Figure record listings:
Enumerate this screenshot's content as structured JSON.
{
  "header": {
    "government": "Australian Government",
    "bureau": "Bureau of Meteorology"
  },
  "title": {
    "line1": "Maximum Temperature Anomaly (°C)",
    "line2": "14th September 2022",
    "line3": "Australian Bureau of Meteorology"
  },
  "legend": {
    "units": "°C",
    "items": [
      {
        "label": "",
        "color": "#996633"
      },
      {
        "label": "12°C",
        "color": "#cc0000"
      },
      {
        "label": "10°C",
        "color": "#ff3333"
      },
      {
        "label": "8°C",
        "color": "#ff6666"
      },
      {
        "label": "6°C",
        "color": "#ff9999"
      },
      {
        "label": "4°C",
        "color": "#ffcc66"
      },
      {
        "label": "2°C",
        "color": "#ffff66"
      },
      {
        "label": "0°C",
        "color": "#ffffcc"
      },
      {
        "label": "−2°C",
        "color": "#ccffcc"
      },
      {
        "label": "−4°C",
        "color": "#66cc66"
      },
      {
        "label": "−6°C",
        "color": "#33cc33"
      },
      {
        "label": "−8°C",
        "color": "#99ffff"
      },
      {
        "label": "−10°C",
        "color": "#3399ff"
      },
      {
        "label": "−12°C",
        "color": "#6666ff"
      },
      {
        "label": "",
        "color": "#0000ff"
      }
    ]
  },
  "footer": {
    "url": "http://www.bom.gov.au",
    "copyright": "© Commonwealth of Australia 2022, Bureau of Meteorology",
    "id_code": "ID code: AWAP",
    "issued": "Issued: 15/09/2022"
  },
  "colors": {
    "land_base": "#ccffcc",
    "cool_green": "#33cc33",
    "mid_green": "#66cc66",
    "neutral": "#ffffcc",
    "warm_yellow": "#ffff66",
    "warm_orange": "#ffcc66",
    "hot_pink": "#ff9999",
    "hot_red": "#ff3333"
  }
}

YOUR INSTRUCTIONS: Restate all of the entries above precisely.

WORKED ANSWER:
Enumerate this screenshot's content as structured JSON.
{
  "header": {
    "government": "Australian Government",
    "bureau": "Bureau of Meteorology"
  },
  "title": {
    "line1": "Maximum Temperature Anomaly (°C)",
    "line2": "14th September 2022",
    "line3": "Australian Bureau of Meteorology"
  },
  "legend": {
    "units": "°C",
    "items": [
      {
        "label": "",
        "color": "#996633"
      },
      {
        "label": "12°C",
        "color": "#cc0000"
      },
      {
        "label": "10°C",
        "color": "#ff3333"
      },
      {
        "label": "8°C",
        "color": "#ff6666"
      },
      {
        "label": "6°C",
        "color": "#ff9999"
      },
      {
        "label": "4°C",
        "color": "#ffcc66"
      },
      {
        "label": "2°C",
        "color": "#ffff66"
      },
      {
        "label": "0°C",
        "color": "#ffffcc"
      },
      {
        "label": "−2°C",
        "color": "#ccffcc"
      },
      {
        "label": "−4°C",
        "color": "#66cc66"
      },
      {
        "label": "−6°C",
        "color": "#33cc33"
      },
      {
        "label": "−8°C",
        "color": "#99ffff"
      },
      {
        "label": "−10°C",
        "color": "#3399ff"
      },
      {
        "label": "−12°C",
        "color": "#6666ff"
      },
      {
        "label": "",
        "color": "#0000ff"
      }
    ]
  },
  "footer": {
    "url": "http://www.bom.gov.au",
    "copyright": "© Commonwealth of Australia 2022, Bureau of Meteorology",
    "id_code": "ID code: AWAP",
    "issued": "Issued: 15/09/2022"
  },
  "colors": {
    "land_base": "#ccffcc",
    "cool_green": "#33cc33",
    "mid_green": "#66cc66",
    "neutral": "#ffffcc",
    "warm_yellow": "#ffff66",
    "warm_orange": "#ffcc66",
    "hot_pink": "#ff9999",
    "hot_red": "#ff3333"
  }
}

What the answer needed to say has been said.